## start
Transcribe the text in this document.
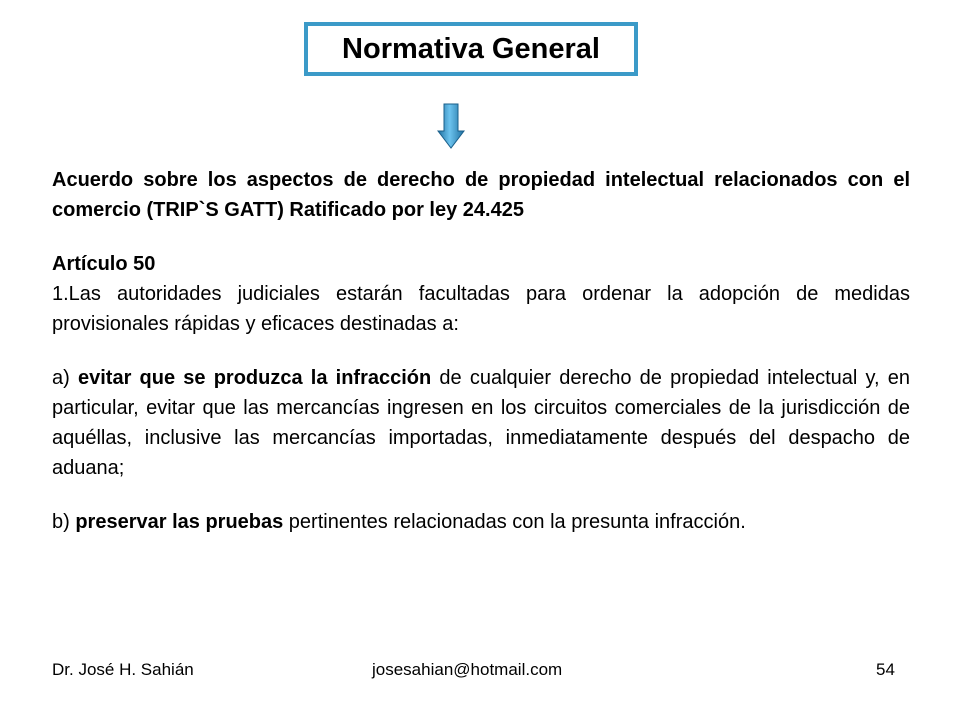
Normativa General

Acuerdo sobre los aspectos de derecho de propiedad intelectual relacionados con el comercio (TRIP`S GATT) Ratificado por ley 24.425

Artículo 50

1.Las autoridades judiciales estarán facultadas para ordenar la adopción de medidas provisionales rápidas y eficaces destinadas a:

a) evitar que se produzca la infracción de cualquier derecho de propiedad intelectual y, en particular, evitar que las mercancías ingresen en los circuitos comerciales de la jurisdicción de aquéllas, inclusive las mercancías importadas, inmediatamente después del despacho de aduana;

b) preservar las pruebas pertinentes relacionadas con la presunta infracción.

Dr. José H. Sahián	josesahian@hotmail.com	54
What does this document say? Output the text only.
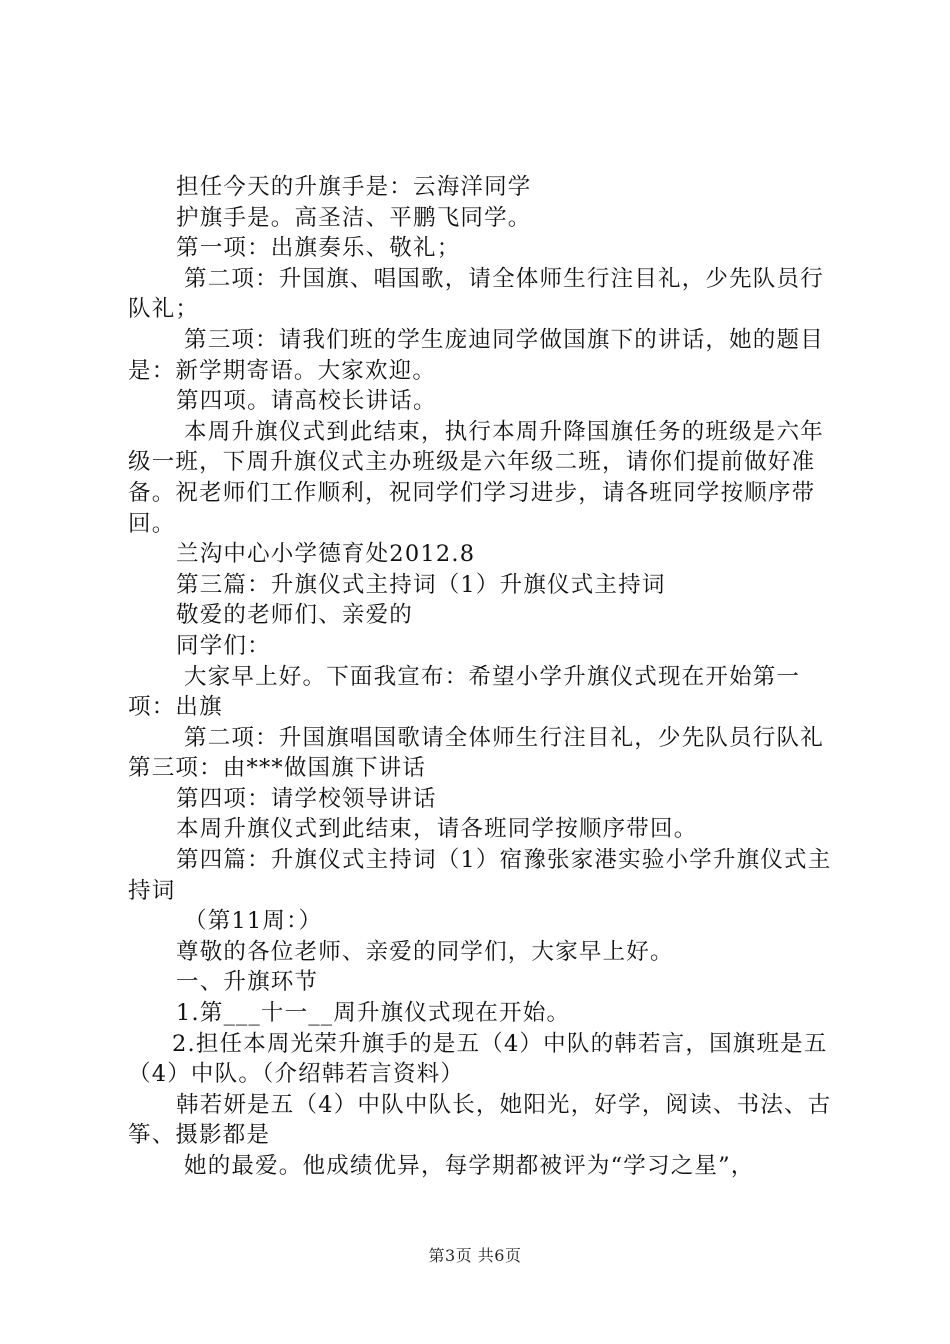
担任今天的升旗手是：云海洋同学

护旗手是。高圣洁、平鹏飞同学。

第一项：出旗奏乐、敬礼；

第二项：升国旗、唱国歌，请全体师生行注目礼，少先队员行队礼；

第三项：请我们班的学生庞迪同学做国旗下的讲话，她的题目是：新学期寄语。大家欢迎。

第四项。请高校长讲话。

本周升旗仪式到此结束，执行本周升降国旗任务的班级是六年级一班，下周升旗仪式主办班级是六年级二班，请你们提前做好准备。祝老师们工作顺利，祝同学们学习进步，请各班同学按顺序带回。

兰沟中心小学德育处2012.8

第三篇：升旗仪式主持词（1）升旗仪式主持词

敬爱的老师们、亲爱的

同学们：

大家早上好。下面我宣布：希望小学升旗仪式现在开始第一项：出旗

第二项：升国旗唱国歌请全体师生行注目礼，少先队员行队礼第三项：由***做国旗下讲话

第四项：请学校领导讲话

本周升旗仪式到此结束，请各班同学按顺序带回。

第四篇：升旗仪式主持词（1）宿豫张家港实验小学升旗仪式主持词

（第11周：）

尊敬的各位老师、亲爱的同学们，大家早上好。

一、升旗环节

1.第___十一__周升旗仪式现在开始。

2.担任本周光荣升旗手的是五（4）中队的韩若言，国旗班是五（4）中队。（介绍韩若言资料）

韩若妍是五（4）中队中队长，她阳光，好学，阅读、书法、古筝、摄影都是

她的最爱。他成绩优异，每学期都被评为“学习之星”，

第3页 共6页
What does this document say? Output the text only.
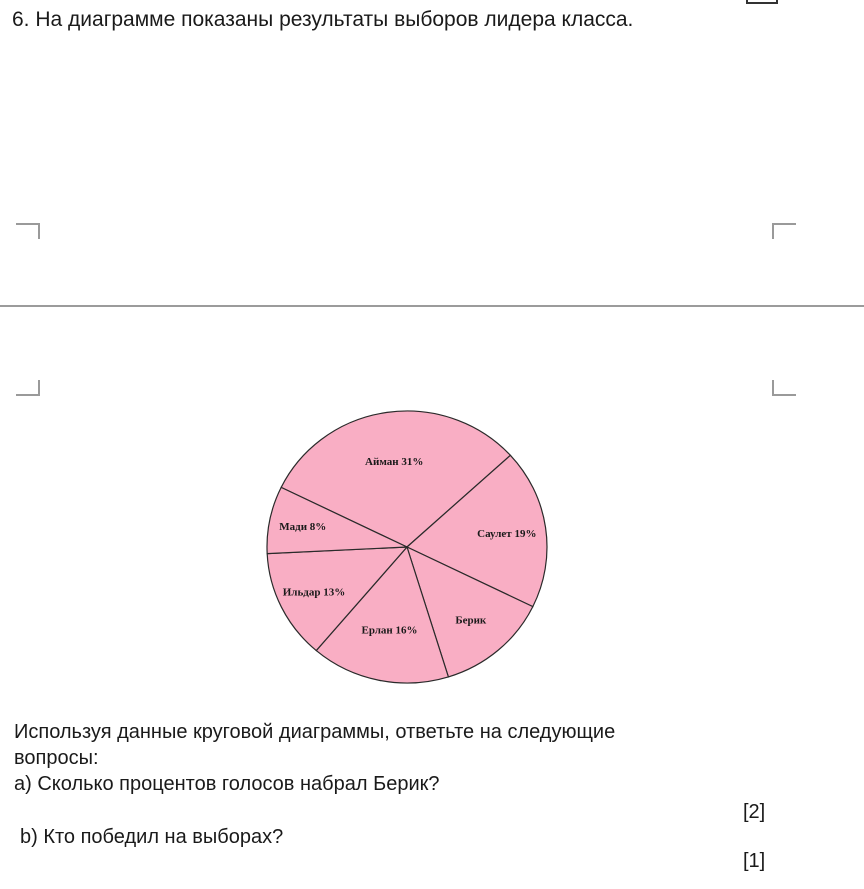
6. На диаграмме показаны результаты выборов лидера класса.
Айман 31%
Саулет 19%
Берик
Ерлан 16%
Ильдар 13%
Мади 8%
Используя данные круговой диаграммы, ответьте на следующие
вопросы:
а) Сколько процентов голосов набрал Берик?
[2]
b) Кто победил на выборах?
[1]
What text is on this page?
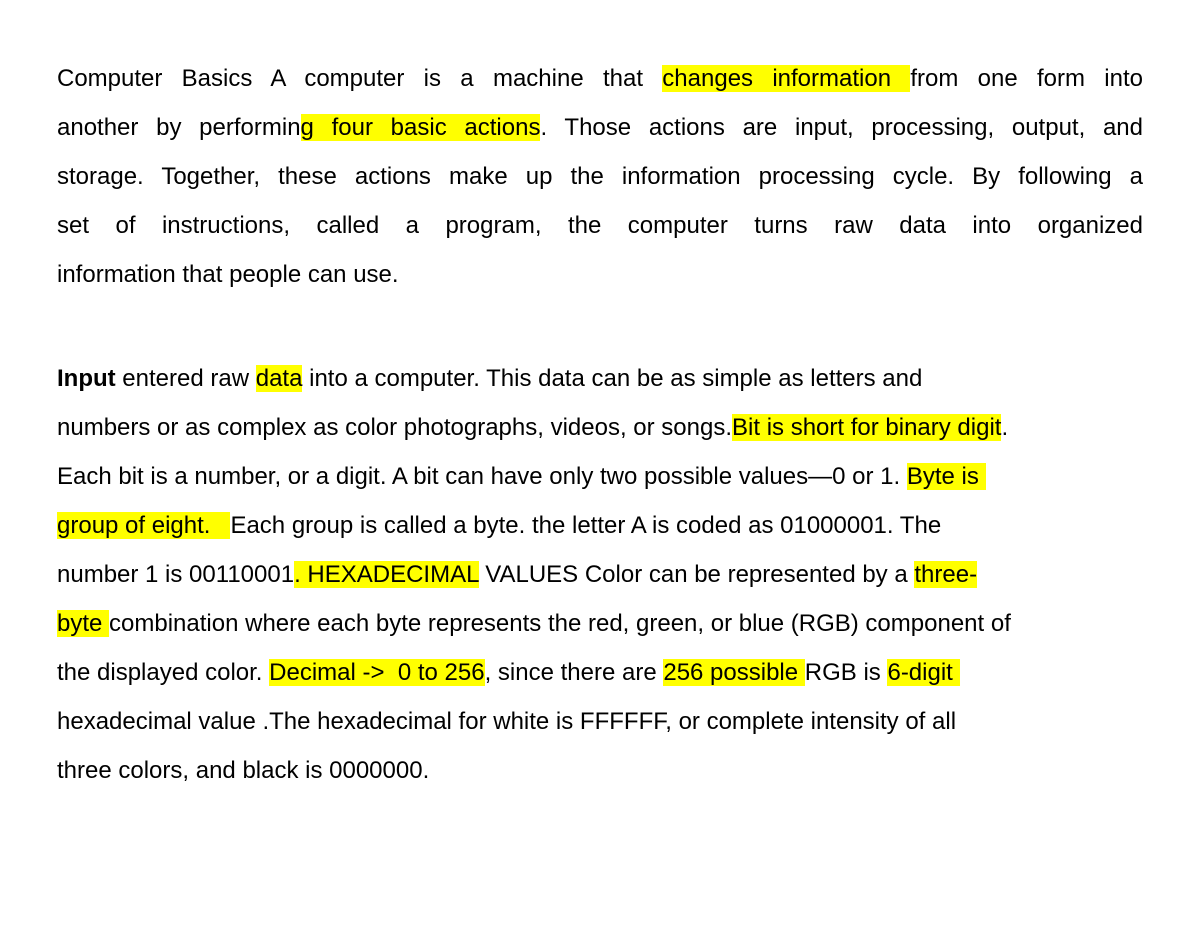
Computer Basics A computer is a machine that changes information from one form into
another by performing four basic actions. Those actions are input, processing, output, and
storage. Together, these actions make up the information processing cycle. By following a
set of instructions, called a program, the computer turns raw data into organized
information that people can use.
Input entered raw data into a computer. This data can be as simple as letters and
numbers or as complex as color photographs, videos, or songs.Bit is short for binary digit.
Each bit is a number, or a digit. A bit can have only two possible values—0 or 1. Byte is
group of eight.   Each group is called a byte. the letter A is coded as 01000001. The
number 1 is 00110001. HEXADECIMAL VALUES Color can be represented by a three-
byte combination where each byte represents the red, green, or blue (RGB) component of
the displayed color. Decimal ->  0 to 256, since there are 256 possible RGB is 6-digit
hexadecimal value .The hexadecimal for white is FFFFFF, or complete intensity of all
three colors, and black is 0000000.
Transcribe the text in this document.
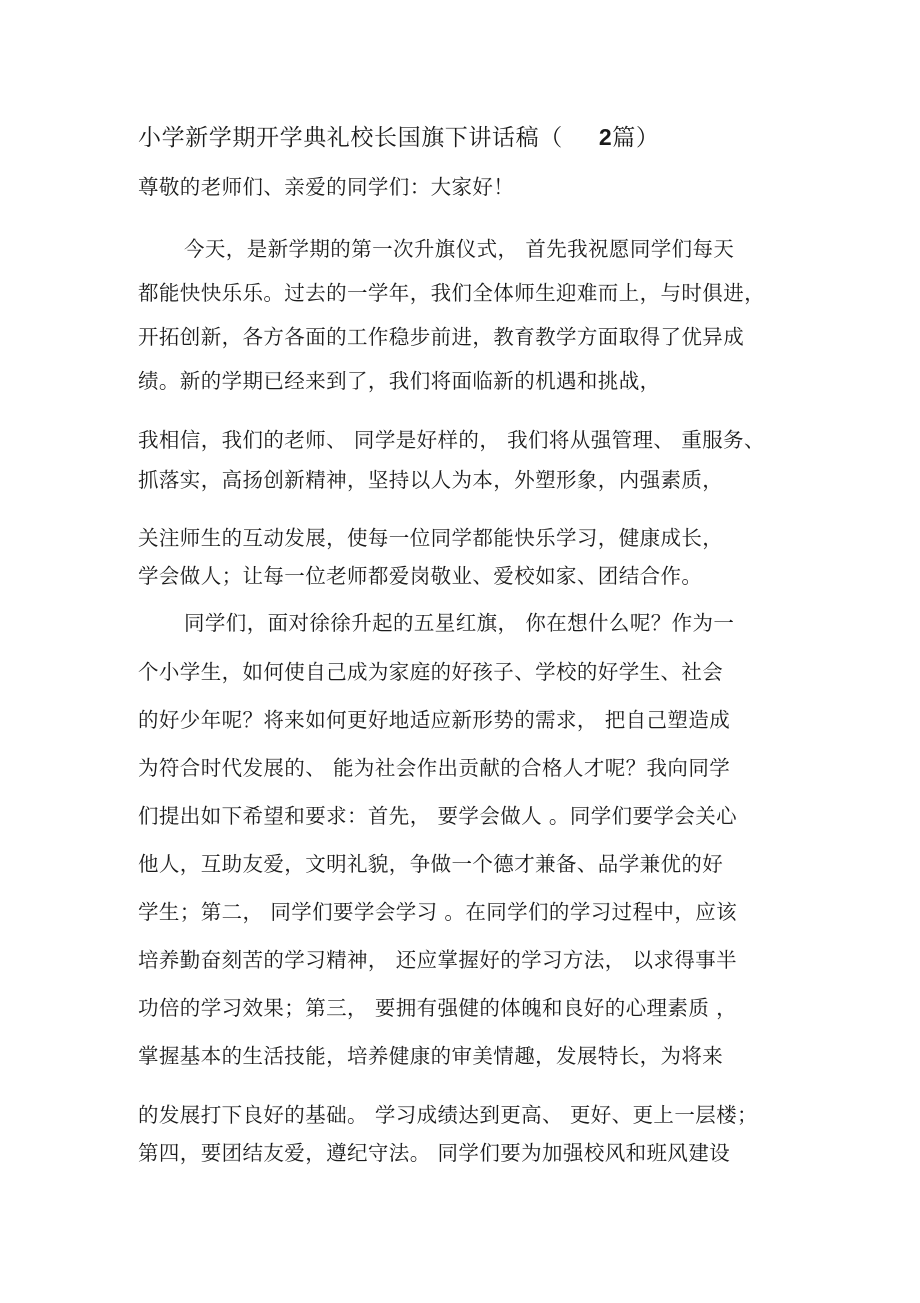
小学新学期开学典礼校长国旗下讲话稿（ 2篇）
尊敬的老师们、亲爱的同学们：大家好！
今天，是新学期的第一次升旗仪式， 首先我祝愿同学们每天
都能快快乐乐。过去的一学年，我们全体师生迎难而上，与时俱进，
开拓创新，各方各面的工作稳步前进，教育教学方面取得了优异成
绩。新的学期已经来到了，我们将面临新的机遇和挑战，
我相信，我们的老师、 同学是好样的， 我们将从强管理、 重服务、
抓落实，高扬创新精神，坚持以人为本，外塑形象，内强素质，
关注师生的互动发展，使每一位同学都能快乐学习，健康成长，
学会做人；让每一位老师都爱岗敬业、爱校如家、团结合作。
同学们，面对徐徐升起的五星红旗， 你在想什么呢？作为一
个小学生，如何使自己成为家庭的好孩子、学校的好学生、社会
的好少年呢？将来如何更好地适应新形势的需求， 把自己塑造成
为符合时代发展的、 能为社会作出贡献的合格人才呢？我向同学
们提出如下希望和要求：首先， 要学会做人 。同学们要学会关心
他人，互助友爱，文明礼貌，争做一个德才兼备、品学兼优的好
学生；第二， 同学们要学会学习 。在同学们的学习过程中，应该
培养勤奋刻苦的学习精神， 还应掌握好的学习方法， 以求得事半
功倍的学习效果；第三， 要拥有强健的体魄和良好的心理素质 ，
掌握基本的生活技能，培养健康的审美情趣，发展特长，为将来
的发展打下良好的基础。 学习成绩达到更高、 更好、更上一层楼；
第四，要团结友爱，遵纪守法。 同学们要为加强校风和班风建设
## end
** SHORT TASK **
Your task is to reproduce all of the material exactly. The pictures stay out.

** WRITTEN ANSWER **
Transcribe the text in this document.
Normativa General

Acuerdo sobre los aspectos de derecho de propiedad intelectual relacionados con el comercio (TRIP`S GATT) Ratificado por ley 24.425

Artículo 50

1.Las autoridades judiciales estarán facultadas para ordenar la adopción de medidas provisionales rápidas y eficaces destinadas a:

a) evitar que se produzca la infracción de cualquier derecho de propiedad intelectual y, en particular, evitar que las mercancías ingresen en los circuitos comerciales de la jurisdicción de aquéllas, inclusive las mercancías importadas, inmediatamente después del despacho de aduana;

b) preservar las pruebas pertinentes relacionadas con la presunta infracción.

Dr. José H. Sahián	josesahian@hotmail.com	54
What does this document say? Output the text only.
担任今天的升旗手是：云海洋同学

护旗手是。高圣洁、平鹏飞同学。

第一项：出旗奏乐、敬礼；

第二项：升国旗、唱国歌，请全体师生行注目礼，少先队员行队礼；

第三项：请我们班的学生庞迪同学做国旗下的讲话，她的题目是：新学期寄语。大家欢迎。

第四项。请高校长讲话。

本周升旗仪式到此结束，执行本周升降国旗任务的班级是六年级一班，下周升旗仪式主办班级是六年级二班，请你们提前做好准备。祝老师们工作顺利，祝同学们学习进步，请各班同学按顺序带回。

兰沟中心小学德育处2012.8

第三篇：升旗仪式主持词（1）升旗仪式主持词

敬爱的老师们、亲爱的

同学们：

大家早上好。下面我宣布：希望小学升旗仪式现在开始第一项：出旗

第二项：升国旗唱国歌请全体师生行注目礼，少先队员行队礼第三项：由***做国旗下讲话

第四项：请学校领导讲话

本周升旗仪式到此结束，请各班同学按顺序带回。

第四篇：升旗仪式主持词（1）宿豫张家港实验小学升旗仪式主持词

（第11周：）

尊敬的各位老师、亲爱的同学们，大家早上好。

一、升旗环节

1.第___十一__周升旗仪式现在开始。

2.担任本周光荣升旗手的是五（4）中队的韩若言，国旗班是五（4）中队。（介绍韩若言资料）

韩若妍是五（4）中队中队长，她阳光，好学，阅读、书法、古筝、摄影都是

她的最爱。他成绩优异，每学期都被评为“学习之星”，

第3页 共6页
What does this document say? Output the text only.
6. На диаграмме показаны результаты выборов лидера класса.
Айман 31%
Саулет 19%
Берик
Ерлан 16%
Ильдар 13%
Мади 8%
Используя данные круговой диаграммы, ответьте на следующие
вопросы:
а) Сколько процентов голосов набрал Берик?
[2]
b) Кто победил на выборах?
[1]
What text is on this page?
Computer Basics A computer is a machine that changes information from one form into
another by performing four basic actions. Those actions are input, processing, output, and
storage. Together, these actions make up the information processing cycle. By following a
set of instructions, called a program, the computer turns raw data into organized
information that people can use.
Input entered raw data into a computer. This data can be as simple as letters and
numbers or as complex as color photographs, videos, or songs.Bit is short for binary digit.
Each bit is a number, or a digit. A bit can have only two possible values—0 or 1. Byte is
group of eight.   Each group is called a byte. the letter A is coded as 01000001. The
number 1 is 00110001. HEXADECIMAL VALUES Color can be represented by a three-
byte combination where each byte represents the red, green, or blue (RGB) component of
the displayed color. Decimal ->  0 to 256, since there are 256 possible RGB is 6-digit
hexadecimal value .The hexadecimal for white is FFFFFF, or complete intensity of all
three colors, and black is 0000000.
Transcribe the text in this document.
小学新学期开学典礼校长国旗下讲话稿（ 2篇）
尊敬的老师们、亲爱的同学们：大家好！
今天，是新学期的第一次升旗仪式， 首先我祝愿同学们每天
都能快快乐乐。过去的一学年，我们全体师生迎难而上，与时俱进，
开拓创新，各方各面的工作稳步前进，教育教学方面取得了优异成
绩。新的学期已经来到了，我们将面临新的机遇和挑战，
我相信，我们的老师、 同学是好样的， 我们将从强管理、 重服务、
抓落实，高扬创新精神，坚持以人为本，外塑形象，内强素质，
关注师生的互动发展，使每一位同学都能快乐学习，健康成长，
学会做人；让每一位老师都爱岗敬业、爱校如家、团结合作。
同学们，面对徐徐升起的五星红旗， 你在想什么呢？作为一
个小学生，如何使自己成为家庭的好孩子、学校的好学生、社会
的好少年呢？将来如何更好地适应新形势的需求， 把自己塑造成
为符合时代发展的、 能为社会作出贡献的合格人才呢？我向同学
们提出如下希望和要求：首先， 要学会做人 。同学们要学会关心
他人，互助友爱，文明礼貌，争做一个德才兼备、品学兼优的好
学生；第二， 同学们要学会学习 。在同学们的学习过程中，应该
培养勤奋刻苦的学习精神， 还应掌握好的学习方法， 以求得事半
功倍的学习效果；第三， 要拥有强健的体魄和良好的心理素质 ，
掌握基本的生活技能，培养健康的审美情趣，发展特长，为将来
的发展打下良好的基础。 学习成绩达到更高、 更好、更上一层楼；
第四，要团结友爱，遵纪守法。 同学们要为加强校风和班风建设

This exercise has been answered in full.